• [WHAT TO PRODUCE]:
Images are excluded; otherwise, output every record exactly.

• [EXTRACTED DATA]:

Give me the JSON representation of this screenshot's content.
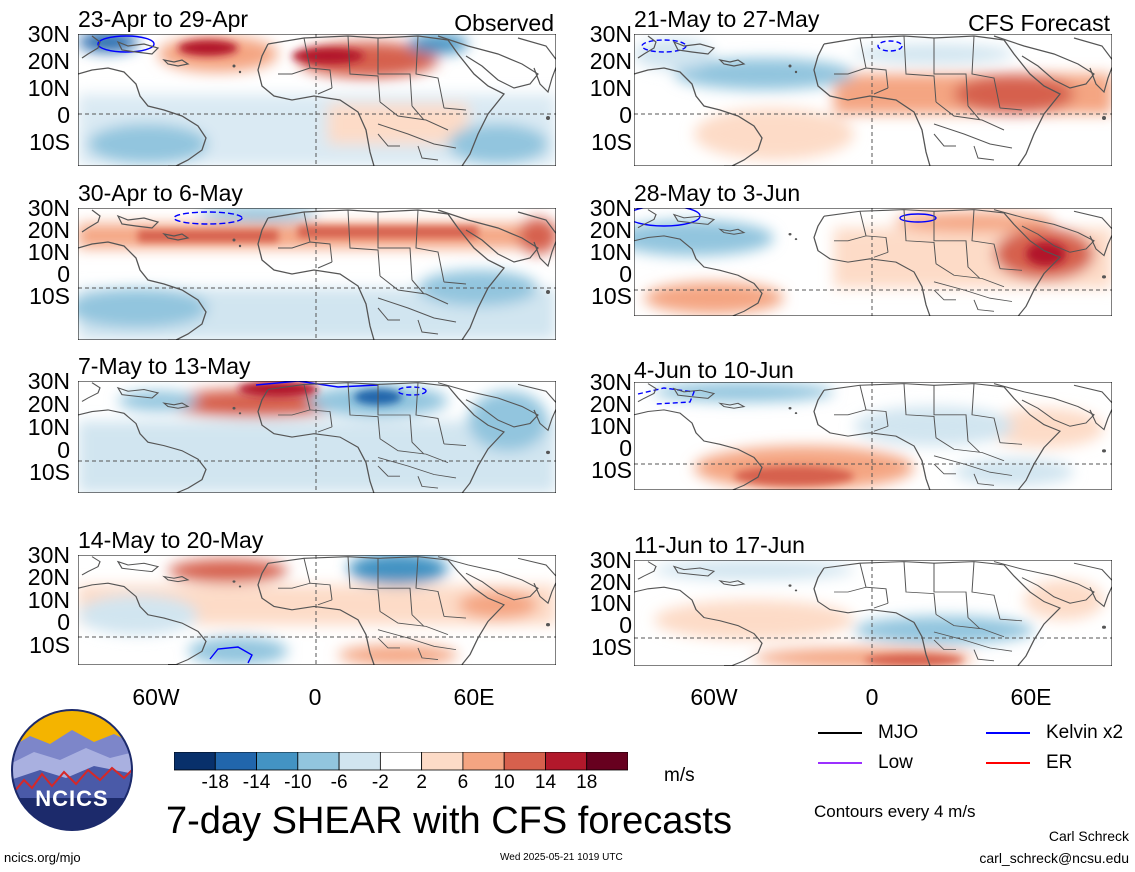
{
  "labels": {
    "observed": "Observed",
    "forecast": "CFS Forecast"
  },
  "panels": [
    {
      "title": "23-Apr to 29-Apr"
    },
    {
      "title": "30-Apr to 6-May"
    },
    {
      "title": "7-May to 13-May"
    },
    {
      "title": "14-May to 20-May"
    },
    {
      "title": "21-May to 27-May"
    },
    {
      "title": "28-May to 3-Jun"
    },
    {
      "title": "4-Jun to 10-Jun"
    },
    {
      "title": "11-Jun to 17-Jun"
    }
  ],
  "lat_ticks": [
    "30N",
    "20N",
    "10N",
    "0",
    "10S"
  ],
  "lon_ticks": [
    "60W",
    "0",
    "60E"
  ],
  "colorbar": {
    "unit": "m/s",
    "tick_labels": [
      "-18",
      "-14",
      "-10",
      "-6",
      "-2",
      "2",
      "6",
      "10",
      "14",
      "18"
    ],
    "colors": [
      "#08306b",
      "#2166ac",
      "#4393c3",
      "#92c5de",
      "#d1e5f0",
      "#ffffff",
      "#fddbc7",
      "#f4a582",
      "#d6604d",
      "#b2182b",
      "#67001f"
    ]
  },
  "legend": {
    "items": [
      {
        "label": "MJO",
        "color": "#000000"
      },
      {
        "label": "Kelvin x2",
        "color": "#0000ff"
      },
      {
        "label": "Low",
        "color": "#9b30ff"
      },
      {
        "label": "ER",
        "color": "#ff0000"
      }
    ],
    "contours_note": "Contours every 4 m/s"
  },
  "main_title": "7-day SHEAR with CFS forecasts",
  "logo_text": "NCICS",
  "footer": {
    "url": "ncics.org/mjo",
    "timestamp": "Wed 2025-05-21 1019 UTC",
    "author": "Carl Schreck",
    "email": "carl_schreck@ncsu.edu"
  }
}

• [SOLVED EXERCISE]:
Give me the JSON representation of this screenshot's content.
{
  "labels": {
    "observed": "Observed",
    "forecast": "CFS Forecast"
  },
  "panels": [
    {
      "title": "23-Apr to 29-Apr"
    },
    {
      "title": "30-Apr to 6-May"
    },
    {
      "title": "7-May to 13-May"
    },
    {
      "title": "14-May to 20-May"
    },
    {
      "title": "21-May to 27-May"
    },
    {
      "title": "28-May to 3-Jun"
    },
    {
      "title": "4-Jun to 10-Jun"
    },
    {
      "title": "11-Jun to 17-Jun"
    }
  ],
  "lat_ticks": [
    "30N",
    "20N",
    "10N",
    "0",
    "10S"
  ],
  "lon_ticks": [
    "60W",
    "0",
    "60E"
  ],
  "colorbar": {
    "unit": "m/s",
    "tick_labels": [
      "-18",
      "-14",
      "-10",
      "-6",
      "-2",
      "2",
      "6",
      "10",
      "14",
      "18"
    ],
    "colors": [
      "#08306b",
      "#2166ac",
      "#4393c3",
      "#92c5de",
      "#d1e5f0",
      "#ffffff",
      "#fddbc7",
      "#f4a582",
      "#d6604d",
      "#b2182b",
      "#67001f"
    ]
  },
  "legend": {
    "items": [
      {
        "label": "MJO",
        "color": "#000000"
      },
      {
        "label": "Kelvin x2",
        "color": "#0000ff"
      },
      {
        "label": "Low",
        "color": "#9b30ff"
      },
      {
        "label": "ER",
        "color": "#ff0000"
      }
    ],
    "contours_note": "Contours every 4 m/s"
  },
  "main_title": "7-day SHEAR with CFS forecasts",
  "logo_text": "NCICS",
  "footer": {
    "url": "ncics.org/mjo",
    "timestamp": "Wed 2025-05-21 1019 UTC",
    "author": "Carl Schreck",
    "email": "carl_schreck@ncsu.edu"
  }
}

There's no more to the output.